ABOUT THIS EXERCISE: Please output the lines shown below exactly as they appear.

GIVEN RECORDS:
--------------------------------------------------
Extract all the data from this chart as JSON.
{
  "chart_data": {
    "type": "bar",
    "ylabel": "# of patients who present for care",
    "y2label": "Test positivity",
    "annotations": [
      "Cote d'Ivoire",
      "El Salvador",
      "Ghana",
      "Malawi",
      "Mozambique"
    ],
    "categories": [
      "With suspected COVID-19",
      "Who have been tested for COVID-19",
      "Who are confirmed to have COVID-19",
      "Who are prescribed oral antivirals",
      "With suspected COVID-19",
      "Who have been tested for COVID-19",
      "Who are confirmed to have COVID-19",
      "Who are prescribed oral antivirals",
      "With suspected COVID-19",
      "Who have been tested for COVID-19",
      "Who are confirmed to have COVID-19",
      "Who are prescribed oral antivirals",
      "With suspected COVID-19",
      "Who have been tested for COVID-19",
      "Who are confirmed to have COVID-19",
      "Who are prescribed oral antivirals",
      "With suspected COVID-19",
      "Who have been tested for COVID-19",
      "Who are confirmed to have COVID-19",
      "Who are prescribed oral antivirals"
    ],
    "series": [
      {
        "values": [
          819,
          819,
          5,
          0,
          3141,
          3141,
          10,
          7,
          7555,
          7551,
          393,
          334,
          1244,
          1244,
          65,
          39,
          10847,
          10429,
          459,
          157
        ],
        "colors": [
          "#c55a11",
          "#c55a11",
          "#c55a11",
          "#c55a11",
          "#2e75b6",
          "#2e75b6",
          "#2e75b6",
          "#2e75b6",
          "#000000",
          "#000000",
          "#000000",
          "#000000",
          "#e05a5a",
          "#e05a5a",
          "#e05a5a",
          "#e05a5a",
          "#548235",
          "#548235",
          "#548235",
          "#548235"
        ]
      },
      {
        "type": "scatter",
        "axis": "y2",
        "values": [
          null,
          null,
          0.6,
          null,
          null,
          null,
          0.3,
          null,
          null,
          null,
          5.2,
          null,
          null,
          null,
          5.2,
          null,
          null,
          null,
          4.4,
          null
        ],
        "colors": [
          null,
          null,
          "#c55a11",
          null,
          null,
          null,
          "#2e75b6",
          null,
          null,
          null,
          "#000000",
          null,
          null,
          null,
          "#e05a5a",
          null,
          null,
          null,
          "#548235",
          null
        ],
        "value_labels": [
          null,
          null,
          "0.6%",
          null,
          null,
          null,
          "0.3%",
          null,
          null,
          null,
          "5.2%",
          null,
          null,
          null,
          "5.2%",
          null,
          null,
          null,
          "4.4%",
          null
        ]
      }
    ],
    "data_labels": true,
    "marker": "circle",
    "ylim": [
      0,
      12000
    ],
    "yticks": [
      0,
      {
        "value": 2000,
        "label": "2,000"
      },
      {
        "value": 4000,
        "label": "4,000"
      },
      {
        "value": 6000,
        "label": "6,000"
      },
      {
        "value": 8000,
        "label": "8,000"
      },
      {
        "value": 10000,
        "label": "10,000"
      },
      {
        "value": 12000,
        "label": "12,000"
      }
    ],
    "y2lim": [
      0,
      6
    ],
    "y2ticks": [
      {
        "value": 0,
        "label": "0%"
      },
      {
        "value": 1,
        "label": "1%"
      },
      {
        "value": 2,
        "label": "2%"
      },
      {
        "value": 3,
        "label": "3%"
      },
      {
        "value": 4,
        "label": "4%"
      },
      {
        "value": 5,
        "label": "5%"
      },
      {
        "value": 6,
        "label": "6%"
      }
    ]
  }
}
--------------------------------------------------
SOLUTION TO THE PROBLEM:
Extract all the data from this chart as JSON.
{
  "chart_data": {
    "type": "bar",
    "ylabel": "# of patients who present for care",
    "y2label": "Test positivity",
    "annotations": [
      "Cote d'Ivoire",
      "El Salvador",
      "Ghana",
      "Malawi",
      "Mozambique"
    ],
    "categories": [
      "With suspected COVID-19",
      "Who have been tested for COVID-19",
      "Who are confirmed to have COVID-19",
      "Who are prescribed oral antivirals",
      "With suspected COVID-19",
      "Who have been tested for COVID-19",
      "Who are confirmed to have COVID-19",
      "Who are prescribed oral antivirals",
      "With suspected COVID-19",
      "Who have been tested for COVID-19",
      "Who are confirmed to have COVID-19",
      "Who are prescribed oral antivirals",
      "With suspected COVID-19",
      "Who have been tested for COVID-19",
      "Who are confirmed to have COVID-19",
      "Who are prescribed oral antivirals",
      "With suspected COVID-19",
      "Who have been tested for COVID-19",
      "Who are confirmed to have COVID-19",
      "Who are prescribed oral antivirals"
    ],
    "series": [
      {
        "values": [
          819,
          819,
          5,
          0,
          3141,
          3141,
          10,
          7,
          7555,
          7551,
          393,
          334,
          1244,
          1244,
          65,
          39,
          10847,
          10429,
          459,
          157
        ],
        "colors": [
          "#c55a11",
          "#c55a11",
          "#c55a11",
          "#c55a11",
          "#2e75b6",
          "#2e75b6",
          "#2e75b6",
          "#2e75b6",
          "#000000",
          "#000000",
          "#000000",
          "#000000",
          "#e05a5a",
          "#e05a5a",
          "#e05a5a",
          "#e05a5a",
          "#548235",
          "#548235",
          "#548235",
          "#548235"
        ]
      },
      {
        "type": "scatter",
        "axis": "y2",
        "values": [
          null,
          null,
          0.6,
          null,
          null,
          null,
          0.3,
          null,
          null,
          null,
          5.2,
          null,
          null,
          null,
          5.2,
          null,
          null,
          null,
          4.4,
          null
        ],
        "colors": [
          null,
          null,
          "#c55a11",
          null,
          null,
          null,
          "#2e75b6",
          null,
          null,
          null,
          "#000000",
          null,
          null,
          null,
          "#e05a5a",
          null,
          null,
          null,
          "#548235",
          null
        ],
        "value_labels": [
          null,
          null,
          "0.6%",
          null,
          null,
          null,
          "0.3%",
          null,
          null,
          null,
          "5.2%",
          null,
          null,
          null,
          "5.2%",
          null,
          null,
          null,
          "4.4%",
          null
        ]
      }
    ],
    "data_labels": true,
    "marker": "circle",
    "ylim": [
      0,
      12000
    ],
    "yticks": [
      0,
      {
        "value": 2000,
        "label": "2,000"
      },
      {
        "value": 4000,
        "label": "4,000"
      },
      {
        "value": 6000,
        "label": "6,000"
      },
      {
        "value": 8000,
        "label": "8,000"
      },
      {
        "value": 10000,
        "label": "10,000"
      },
      {
        "value": 12000,
        "label": "12,000"
      }
    ],
    "y2lim": [
      0,
      6
    ],
    "y2ticks": [
      {
        "value": 0,
        "label": "0%"
      },
      {
        "value": 1,
        "label": "1%"
      },
      {
        "value": 2,
        "label": "2%"
      },
      {
        "value": 3,
        "label": "3%"
      },
      {
        "value": 4,
        "label": "4%"
      },
      {
        "value": 5,
        "label": "5%"
      },
      {
        "value": 6,
        "label": "6%"
      }
    ]
  }
}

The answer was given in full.